[Dataset items]
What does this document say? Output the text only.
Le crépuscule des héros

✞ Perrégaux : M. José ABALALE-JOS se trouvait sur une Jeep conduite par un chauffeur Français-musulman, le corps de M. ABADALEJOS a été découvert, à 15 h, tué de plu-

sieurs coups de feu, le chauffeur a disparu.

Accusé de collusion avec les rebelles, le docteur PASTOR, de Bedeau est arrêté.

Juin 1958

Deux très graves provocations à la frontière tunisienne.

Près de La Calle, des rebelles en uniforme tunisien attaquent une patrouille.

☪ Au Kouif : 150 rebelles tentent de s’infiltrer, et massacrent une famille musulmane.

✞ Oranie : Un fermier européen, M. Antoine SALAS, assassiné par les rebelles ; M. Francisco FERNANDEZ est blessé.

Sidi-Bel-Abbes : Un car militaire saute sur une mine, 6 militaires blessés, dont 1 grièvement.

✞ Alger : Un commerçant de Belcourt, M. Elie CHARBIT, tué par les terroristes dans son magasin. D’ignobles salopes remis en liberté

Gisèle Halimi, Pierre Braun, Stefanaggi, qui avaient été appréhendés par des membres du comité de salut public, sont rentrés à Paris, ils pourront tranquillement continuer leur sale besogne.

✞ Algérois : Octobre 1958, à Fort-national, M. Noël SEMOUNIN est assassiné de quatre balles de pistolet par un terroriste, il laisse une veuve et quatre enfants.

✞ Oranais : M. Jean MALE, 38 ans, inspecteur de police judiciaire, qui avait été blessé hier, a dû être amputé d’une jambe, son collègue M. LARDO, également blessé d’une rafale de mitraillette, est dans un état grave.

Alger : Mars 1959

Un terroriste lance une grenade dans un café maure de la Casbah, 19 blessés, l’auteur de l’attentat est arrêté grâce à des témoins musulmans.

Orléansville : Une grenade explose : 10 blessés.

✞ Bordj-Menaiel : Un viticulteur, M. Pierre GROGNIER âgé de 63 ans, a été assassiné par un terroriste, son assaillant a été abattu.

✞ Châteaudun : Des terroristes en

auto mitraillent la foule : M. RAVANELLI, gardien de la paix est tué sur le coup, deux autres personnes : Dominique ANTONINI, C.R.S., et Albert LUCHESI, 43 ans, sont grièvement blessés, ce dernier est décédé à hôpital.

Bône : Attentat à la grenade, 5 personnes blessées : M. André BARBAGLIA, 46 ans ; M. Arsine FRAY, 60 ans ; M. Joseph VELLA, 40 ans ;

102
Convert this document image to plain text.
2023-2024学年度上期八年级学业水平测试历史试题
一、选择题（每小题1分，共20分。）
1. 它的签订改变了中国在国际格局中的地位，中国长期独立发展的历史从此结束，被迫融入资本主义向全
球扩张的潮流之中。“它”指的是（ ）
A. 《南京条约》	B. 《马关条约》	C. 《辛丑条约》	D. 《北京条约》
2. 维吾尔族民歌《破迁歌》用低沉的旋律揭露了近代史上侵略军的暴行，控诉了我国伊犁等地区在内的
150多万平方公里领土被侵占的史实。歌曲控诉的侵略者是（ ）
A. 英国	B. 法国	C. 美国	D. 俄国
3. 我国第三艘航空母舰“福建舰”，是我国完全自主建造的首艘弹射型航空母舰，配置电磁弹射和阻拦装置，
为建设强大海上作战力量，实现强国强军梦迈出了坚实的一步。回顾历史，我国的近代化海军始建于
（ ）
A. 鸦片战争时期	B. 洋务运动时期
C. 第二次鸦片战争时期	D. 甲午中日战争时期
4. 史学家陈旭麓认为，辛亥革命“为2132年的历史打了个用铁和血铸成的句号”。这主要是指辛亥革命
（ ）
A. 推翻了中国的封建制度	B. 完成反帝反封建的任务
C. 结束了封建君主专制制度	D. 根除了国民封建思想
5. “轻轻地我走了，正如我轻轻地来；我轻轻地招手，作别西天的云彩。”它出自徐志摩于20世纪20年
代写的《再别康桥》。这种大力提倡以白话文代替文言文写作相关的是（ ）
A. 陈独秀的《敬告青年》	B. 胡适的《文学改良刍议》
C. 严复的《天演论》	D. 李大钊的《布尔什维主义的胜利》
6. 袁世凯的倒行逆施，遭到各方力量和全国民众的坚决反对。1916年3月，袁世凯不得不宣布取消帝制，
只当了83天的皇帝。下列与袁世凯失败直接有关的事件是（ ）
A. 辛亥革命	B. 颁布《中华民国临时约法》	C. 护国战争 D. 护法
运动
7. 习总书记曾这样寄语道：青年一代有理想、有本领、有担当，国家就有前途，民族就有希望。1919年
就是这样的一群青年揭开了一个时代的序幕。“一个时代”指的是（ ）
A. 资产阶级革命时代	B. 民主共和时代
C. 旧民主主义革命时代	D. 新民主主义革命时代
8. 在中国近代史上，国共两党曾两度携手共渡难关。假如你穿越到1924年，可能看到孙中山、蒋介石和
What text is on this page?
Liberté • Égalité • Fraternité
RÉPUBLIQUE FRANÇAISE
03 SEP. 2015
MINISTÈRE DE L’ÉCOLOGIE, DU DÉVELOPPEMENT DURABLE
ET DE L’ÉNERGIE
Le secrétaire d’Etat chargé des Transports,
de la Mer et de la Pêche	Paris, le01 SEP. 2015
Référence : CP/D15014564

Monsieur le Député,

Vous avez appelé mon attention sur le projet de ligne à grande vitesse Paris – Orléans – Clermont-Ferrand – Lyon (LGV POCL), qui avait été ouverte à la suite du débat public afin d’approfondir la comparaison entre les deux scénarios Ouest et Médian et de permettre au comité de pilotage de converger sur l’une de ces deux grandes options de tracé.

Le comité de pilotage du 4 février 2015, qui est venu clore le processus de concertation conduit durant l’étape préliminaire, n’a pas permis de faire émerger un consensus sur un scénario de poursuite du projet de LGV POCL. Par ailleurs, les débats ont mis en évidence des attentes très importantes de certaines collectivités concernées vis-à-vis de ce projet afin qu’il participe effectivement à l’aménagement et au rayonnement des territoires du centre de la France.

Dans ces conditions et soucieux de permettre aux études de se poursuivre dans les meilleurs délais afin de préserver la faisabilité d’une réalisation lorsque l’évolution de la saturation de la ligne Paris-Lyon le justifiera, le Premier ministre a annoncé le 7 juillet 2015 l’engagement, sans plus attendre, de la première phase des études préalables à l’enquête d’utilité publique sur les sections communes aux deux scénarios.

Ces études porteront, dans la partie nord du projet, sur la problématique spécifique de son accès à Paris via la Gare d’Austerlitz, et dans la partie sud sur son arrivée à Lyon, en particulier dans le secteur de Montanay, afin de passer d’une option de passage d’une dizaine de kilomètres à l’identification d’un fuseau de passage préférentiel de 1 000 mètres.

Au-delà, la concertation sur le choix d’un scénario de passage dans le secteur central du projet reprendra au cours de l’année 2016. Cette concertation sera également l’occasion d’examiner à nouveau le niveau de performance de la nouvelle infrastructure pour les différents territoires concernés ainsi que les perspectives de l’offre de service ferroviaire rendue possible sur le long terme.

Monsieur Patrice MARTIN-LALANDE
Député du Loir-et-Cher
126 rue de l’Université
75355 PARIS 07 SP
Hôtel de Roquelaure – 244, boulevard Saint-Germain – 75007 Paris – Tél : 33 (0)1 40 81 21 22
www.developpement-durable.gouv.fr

§ **Task directions**
Copy out all lines from the material above that contain the string "Alger".

§ **Written solution**
✞ Alger : Un commerçant de Belcourt, M. Elie CHARBIT, tué par les terroristes dans son magasin. D’ignobles salopes remis en liberté
Alger : Mars 1959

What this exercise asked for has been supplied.